◆ EXERCISE PROMPT
Rewrite the data below, replacing each "house-divider" with "cusp-divider" and keeping everything else the same. Leave the pictures out of your answer.

━━ DATA LISTING

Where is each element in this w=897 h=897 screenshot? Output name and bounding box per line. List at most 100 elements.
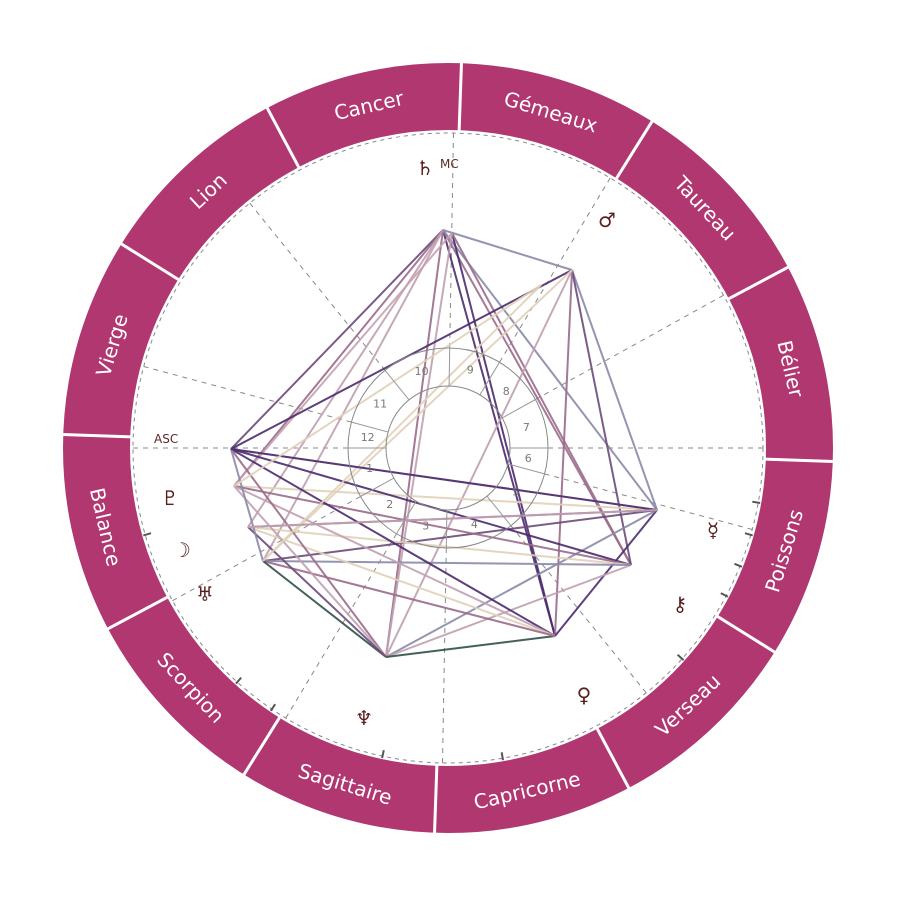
house-divider <box>360 477 395 497</box>
saturn-icon: ♄ <box>416 156 434 180</box>
ring-band <box>63 63 833 833</box>
aspect-line <box>262 560 556 637</box>
aspect-line <box>247 526 632 566</box>
aspect-line <box>247 526 556 637</box>
house-number: 2 <box>386 498 393 511</box>
aspect-line <box>451 232 632 566</box>
house-number: 5 <box>512 486 519 499</box>
aspect-line <box>262 509 658 562</box>
house-divider <box>501 399 536 419</box>
house-number: 4 <box>471 518 478 531</box>
aspect-line <box>230 448 632 566</box>
sign-divider <box>595 727 631 790</box>
aspect-line <box>442 229 632 566</box>
aspect-line <box>230 448 264 562</box>
sign-divider <box>62 433 132 439</box>
neptune-icon: ♆ <box>355 706 373 730</box>
aspect-line <box>571 269 658 511</box>
house-divider <box>384 369 410 401</box>
house-divider <box>448 347 451 387</box>
aspect-line <box>385 269 573 658</box>
aspect-line <box>554 509 658 637</box>
planet-tick <box>734 562 743 568</box>
sign-divider <box>242 716 282 777</box>
aspect-line <box>442 229 658 511</box>
aspect-line <box>262 269 573 562</box>
aspect-line <box>442 229 556 637</box>
mars-icon: ♂ <box>598 208 616 232</box>
aspect-line <box>230 448 387 658</box>
aspect-line <box>247 526 387 658</box>
sign-divider <box>106 595 169 631</box>
aspect-line <box>451 232 556 637</box>
aspect-line <box>230 448 658 511</box>
aspect-line <box>233 229 444 487</box>
aspect-line <box>385 229 444 658</box>
sign-divider <box>119 242 180 282</box>
aspect-line <box>233 485 658 511</box>
aspect-line <box>385 564 632 658</box>
asc-label: ASC <box>154 432 178 446</box>
aspect-line <box>233 485 632 566</box>
mercury-icon: ☿ <box>707 518 719 542</box>
planet-tick <box>381 749 385 759</box>
labels: ASC MC ♄ ♂ ☿ ⚷ ♀ ♆ ♅☽ ♇ <box>154 156 719 730</box>
sign-divider <box>265 106 301 169</box>
house-number: 3 <box>422 519 429 532</box>
aspect-line <box>571 269 632 566</box>
house-cusp-line <box>535 294 724 400</box>
house-divider <box>445 509 448 549</box>
house-number: 11 <box>373 397 387 410</box>
planet-tick <box>269 703 277 712</box>
house-number: 10 <box>415 365 429 378</box>
planet-tick <box>500 752 504 761</box>
aspect-line <box>385 635 556 658</box>
moon-icon: ☽ <box>173 538 191 562</box>
aspect-line <box>233 284 542 487</box>
sign-divider <box>614 119 654 180</box>
sign-divider <box>457 62 463 132</box>
aspect-line <box>262 560 387 658</box>
aspect-line <box>233 232 453 487</box>
aspect-lines <box>230 229 658 658</box>
planet-tick <box>676 654 685 661</box>
sign-divider <box>716 614 777 654</box>
house-divider <box>479 362 500 396</box>
venus-icon: ♀ <box>577 683 592 707</box>
house-divider <box>486 495 512 527</box>
planet-tick <box>143 532 152 537</box>
aspect-line <box>262 284 542 562</box>
house-cusp-line <box>442 547 447 764</box>
aspect-line <box>230 229 444 450</box>
aspect-line <box>247 509 658 528</box>
zodiac-ring: Cancer GémeauxTaureauBélierPoissonsVersea… <box>62 62 834 834</box>
sign-divider <box>727 265 790 301</box>
planet-tick <box>744 532 753 537</box>
house-number: 1 <box>366 462 373 475</box>
aspect-line <box>554 269 573 637</box>
house-cusp-line <box>499 177 611 363</box>
sign-divider <box>433 764 439 834</box>
chiron-icon: ⚷ <box>673 592 688 616</box>
house-number: 12 <box>361 431 375 444</box>
aspect-line <box>385 232 453 658</box>
aspect-line <box>262 560 632 566</box>
house-divider <box>351 421 389 433</box>
house-cusp-line <box>143 366 352 423</box>
house-number: 8 <box>503 385 510 398</box>
house-divider <box>396 500 417 534</box>
aspect-line <box>262 229 444 562</box>
aspect-line <box>233 485 387 658</box>
aspect-line <box>442 229 573 271</box>
house-cusps <box>132 132 764 764</box>
house-number: 6 <box>525 452 532 465</box>
house-number: 7 <box>523 421 530 434</box>
sign-divider <box>764 457 834 463</box>
planet-tick <box>752 500 761 504</box>
aspect-line <box>233 485 556 637</box>
aspect-line <box>230 448 556 637</box>
aspect-line <box>385 509 658 658</box>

━━━━

◆ WRITTEN ANSWER
Where is each element in this w=897 h=897 screenshot? Output name and bounding box per line. List at most 100 elements.
cusp-divider <box>360 477 395 497</box>
saturn-icon: ♄ <box>416 156 434 180</box>
ring-band <box>63 63 833 833</box>
aspect-line <box>262 560 556 637</box>
aspect-line <box>247 526 632 566</box>
aspect-line <box>247 526 556 637</box>
house-number: 2 <box>386 498 393 511</box>
aspect-line <box>451 232 632 566</box>
house-number: 5 <box>512 486 519 499</box>
aspect-line <box>262 509 658 562</box>
cusp-divider <box>501 399 536 419</box>
house-number: 4 <box>471 518 478 531</box>
aspect-line <box>230 448 632 566</box>
sign-divider <box>595 727 631 790</box>
aspect-line <box>442 229 632 566</box>
aspect-line <box>230 448 264 562</box>
sign-divider <box>62 433 132 439</box>
neptune-icon: ♆ <box>355 706 373 730</box>
aspect-line <box>571 269 658 511</box>
cusp-divider <box>384 369 410 401</box>
cusp-divider <box>448 347 451 387</box>
aspect-line <box>385 269 573 658</box>
aspect-line <box>554 509 658 637</box>
planet-tick <box>734 562 743 568</box>
sign-divider <box>242 716 282 777</box>
aspect-line <box>442 229 658 511</box>
aspect-line <box>262 269 573 562</box>
aspect-line <box>442 229 556 637</box>
mars-icon: ♂ <box>598 208 616 232</box>
aspect-line <box>230 448 387 658</box>
aspect-line <box>247 526 387 658</box>
sign-divider <box>106 595 169 631</box>
aspect-line <box>451 232 556 637</box>
aspect-line <box>230 448 658 511</box>
aspect-line <box>233 229 444 487</box>
aspect-line <box>385 229 444 658</box>
sign-divider <box>119 242 180 282</box>
aspect-line <box>233 485 658 511</box>
aspect-line <box>385 564 632 658</box>
asc-label: ASC <box>154 432 178 446</box>
aspect-line <box>233 485 632 566</box>
mercury-icon: ☿ <box>707 518 719 542</box>
planet-tick <box>381 749 385 759</box>
labels: ASC MC ♄ ♂ ☿ ⚷ ♀ ♆ ♅☽ ♇ <box>154 156 719 730</box>
sign-divider <box>265 106 301 169</box>
house-number: 3 <box>422 519 429 532</box>
aspect-line <box>571 269 632 566</box>
house-cusp-line <box>535 294 724 400</box>
cusp-divider <box>445 509 448 549</box>
house-number: 11 <box>373 397 387 410</box>
planet-tick <box>269 703 277 712</box>
house-number: 10 <box>415 365 429 378</box>
planet-tick <box>500 752 504 761</box>
aspect-line <box>385 635 556 658</box>
moon-icon: ☽ <box>173 538 191 562</box>
aspect-line <box>233 284 542 487</box>
sign-divider <box>614 119 654 180</box>
sign-divider <box>457 62 463 132</box>
aspect-line <box>262 560 387 658</box>
aspect-line <box>233 232 453 487</box>
aspect-lines <box>230 229 658 658</box>
planet-tick <box>676 654 685 661</box>
sign-divider <box>716 614 777 654</box>
cusp-divider <box>479 362 500 396</box>
venus-icon: ♀ <box>577 683 592 707</box>
cusp-divider <box>486 495 512 527</box>
planet-tick <box>143 532 152 537</box>
aspect-line <box>262 284 542 562</box>
house-cusp-line <box>442 547 447 764</box>
aspect-line <box>230 229 444 450</box>
aspect-line <box>247 509 658 528</box>
zodiac-ring: Cancer GémeauxTaureauBélierPoissonsVersea… <box>62 62 834 834</box>
sign-divider <box>727 265 790 301</box>
planet-tick <box>744 532 753 537</box>
house-number: 1 <box>366 462 373 475</box>
aspect-line <box>554 269 573 637</box>
house-cusp-line <box>499 177 611 363</box>
sign-divider <box>433 764 439 834</box>
chiron-icon: ⚷ <box>673 592 688 616</box>
house-number: 12 <box>361 431 375 444</box>
aspect-line <box>385 232 453 658</box>
aspect-line <box>262 560 632 566</box>
cusp-divider <box>351 421 389 433</box>
house-cusp-line <box>143 366 352 423</box>
house-number: 8 <box>503 385 510 398</box>
cusp-divider <box>396 500 417 534</box>
aspect-line <box>262 229 444 562</box>
aspect-line <box>233 485 387 658</box>
aspect-line <box>442 229 573 271</box>
house-cusps <box>132 132 764 764</box>
house-number: 6 <box>525 452 532 465</box>
house-number: 7 <box>523 421 530 434</box>
sign-divider <box>764 457 834 463</box>
planet-tick <box>752 500 761 504</box>
aspect-line <box>233 485 556 637</box>
aspect-line <box>230 448 556 637</box>
aspect-line <box>385 509 658 658</box>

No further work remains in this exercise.